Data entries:

• • • • • • •

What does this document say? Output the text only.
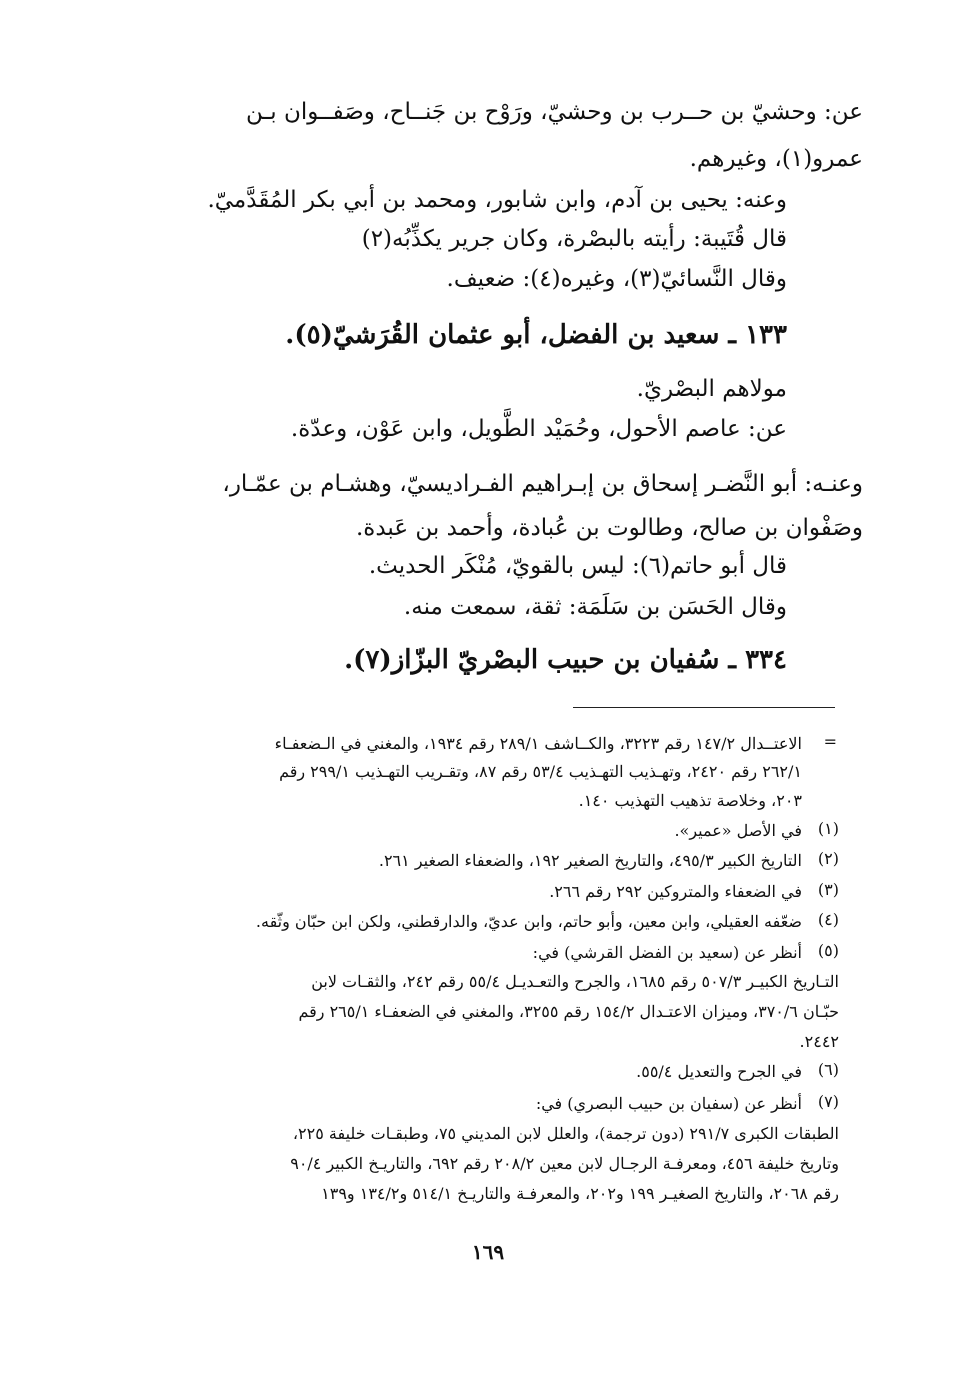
عن: وحشيّ بن حــرب بن وحشيّ، ورَوْح بن جَنــاح، وصَفــوان بـن
عمرو(١)، وغيرهم.
وعنه: يحيى بن آدم، وابن شابور، ومحمد بن أبي بكر المُقَدَّميّ.
قال قُتَيبة: رأيته بالبصْرة، وكان جرير يكذِّبُه(٢)
وقال النَّسائيّ(٣)، وغيره(٤): ضعيف.
١٣٣ ـ سعيد بن الفضل، أبو عثمان القُرَشيّ(٥).
مولاهم البصْريّ.
عن: عاصم الأحول، وحُمَيْد الطَّويل، وابن عَوْن، وعدّة.
وعنـه: أبو النَّضـر إسحاق بن إبـراهيم الفـراديسيّ، وهشـام بن عمّـار،
وصَفْوان بن صالح، وطالوت بن عُبادة، وأحمد بن عَبدة.
قال أبو حاتم(٦): ليس بالقويّ، مُنْكَر الحديث.
وقال الحَسَن بن سَلَمَة: ثقة، سمعت منه.
٣٣٤ ـ سُفيان بن حبيب البصْريّ البزّاز(٧).
=
(١)
(٢)
(٣)
(٤)
(٥)
(٦)
(٧)
الاعتــدال ١٤٧/٢ رقم ٣٢٢٣، والكــاشف ٢٨٩/١ رقم ١٩٣٤، والمغني في الـضعفـاء
٢٦٢/١ رقم ٢٤٢٠، وتهـذيب التهـذيب ٥٣/٤ رقم ٨٧، وتقـريب التهـذيب ٢٩٩/١ رقم
٢٠٣، وخلاصة تذهيب التهذيب ١٤٠.
في الأصل «عمير».
التاريخ الكبير ٤٩٥/٣، والتاريخ الصغير ١٩٢، والضعفاء الصغير ٢٦١.
في الضعفاء والمتروكين ٢٩٢ رقم ٢٦٦.
ضعّفه العقيلي، وابن معين، وأبو حاتم، وابن عديّ، والدارقطني، ولكن ابن حبّان وثّقه.
أنظر عن (سعيد بن الفضل القرشي) في:
التـاريخ الكبيـر ٥٠٧/٣ رقم ١٦٨٥، والجرح والتعـديـل ٥٥/٤ رقم ٢٤٢، والثقـات لابن
حبّـان ٣٧٠/٦، وميزان الاعتـدال ١٥٤/٢ رقم ٣٢٥٥، والمغني في الضعفـاء ٢٦٥/١ رقم
٢٤٤٢.
في الجرح والتعديل ٥٥/٤.
أنظر عن (سفيان بن حبيب البصري) في:
الطبقات الكبرى ٢٩١/٧ (دون ترجمة)، والعلل لابن المديني ٧٥، وطبقـات خليفة ٢٢٥،
وتاريخ خليفة ٤٥٦، ومعرفـة الرجـال لابن معين ٢٠٨/٢ رقم ٦٩٢، والتاريـخ الكبير ٩٠/٤
رقم ٢٠٦٨، والتاريخ الصغيـر ١٩٩ و٢٠٢، والمعرفـة والتاريـخ ٥١٤/١ و١٣٤/٢ و١٣٩
١٦٩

• • • • • • •

_WHAT IS REQUIRED_
Omit pictures; set down the rest of the material word for word.

_SOLUTION BELOW_
What does this document say? Output the text only.
عن: وحشيّ بن حــرب بن وحشيّ، ورَوْح بن جَنــاح، وصَفــوان بـن
عمرو(١)، وغيرهم.
وعنه: يحيى بن آدم، وابن شابور، ومحمد بن أبي بكر المُقَدَّميّ.
قال قُتَيبة: رأيته بالبصْرة، وكان جرير يكذِّبُه(٢)
وقال النَّسائيّ(٣)، وغيره(٤): ضعيف.
١٣٣ ـ سعيد بن الفضل، أبو عثمان القُرَشيّ(٥).
مولاهم البصْريّ.
عن: عاصم الأحول، وحُمَيْد الطَّويل، وابن عَوْن، وعدّة.
وعنـه: أبو النَّضـر إسحاق بن إبـراهيم الفـراديسيّ، وهشـام بن عمّـار،
وصَفْوان بن صالح، وطالوت بن عُبادة، وأحمد بن عَبدة.
قال أبو حاتم(٦): ليس بالقويّ، مُنْكَر الحديث.
وقال الحَسَن بن سَلَمَة: ثقة، سمعت منه.
٣٣٤ ـ سُفيان بن حبيب البصْريّ البزّاز(٧).
=
(١)
(٢)
(٣)
(٤)
(٥)
(٦)
(٧)
الاعتــدال ١٤٧/٢ رقم ٣٢٢٣، والكــاشف ٢٨٩/١ رقم ١٩٣٤، والمغني في الـضعفـاء
٢٦٢/١ رقم ٢٤٢٠، وتهـذيب التهـذيب ٥٣/٤ رقم ٨٧، وتقـريب التهـذيب ٢٩٩/١ رقم
٢٠٣، وخلاصة تذهيب التهذيب ١٤٠.
في الأصل «عمير».
التاريخ الكبير ٤٩٥/٣، والتاريخ الصغير ١٩٢، والضعفاء الصغير ٢٦١.
في الضعفاء والمتروكين ٢٩٢ رقم ٢٦٦.
ضعّفه العقيلي، وابن معين، وأبو حاتم، وابن عديّ، والدارقطني، ولكن ابن حبّان وثّقه.
أنظر عن (سعيد بن الفضل القرشي) في:
التـاريخ الكبيـر ٥٠٧/٣ رقم ١٦٨٥، والجرح والتعـديـل ٥٥/٤ رقم ٢٤٢، والثقـات لابن
حبّـان ٣٧٠/٦، وميزان الاعتـدال ١٥٤/٢ رقم ٣٢٥٥، والمغني في الضعفـاء ٢٦٥/١ رقم
٢٤٤٢.
في الجرح والتعديل ٥٥/٤.
أنظر عن (سفيان بن حبيب البصري) في:
الطبقات الكبرى ٢٩١/٧ (دون ترجمة)، والعلل لابن المديني ٧٥، وطبقـات خليفة ٢٢٥،
وتاريخ خليفة ٤٥٦، ومعرفـة الرجـال لابن معين ٢٠٨/٢ رقم ٦٩٢، والتاريـخ الكبير ٩٠/٤
رقم ٢٠٦٨، والتاريخ الصغيـر ١٩٩ و٢٠٢، والمعرفـة والتاريـخ ٥١٤/١ و١٣٤/٢ و١٣٩
١٦٩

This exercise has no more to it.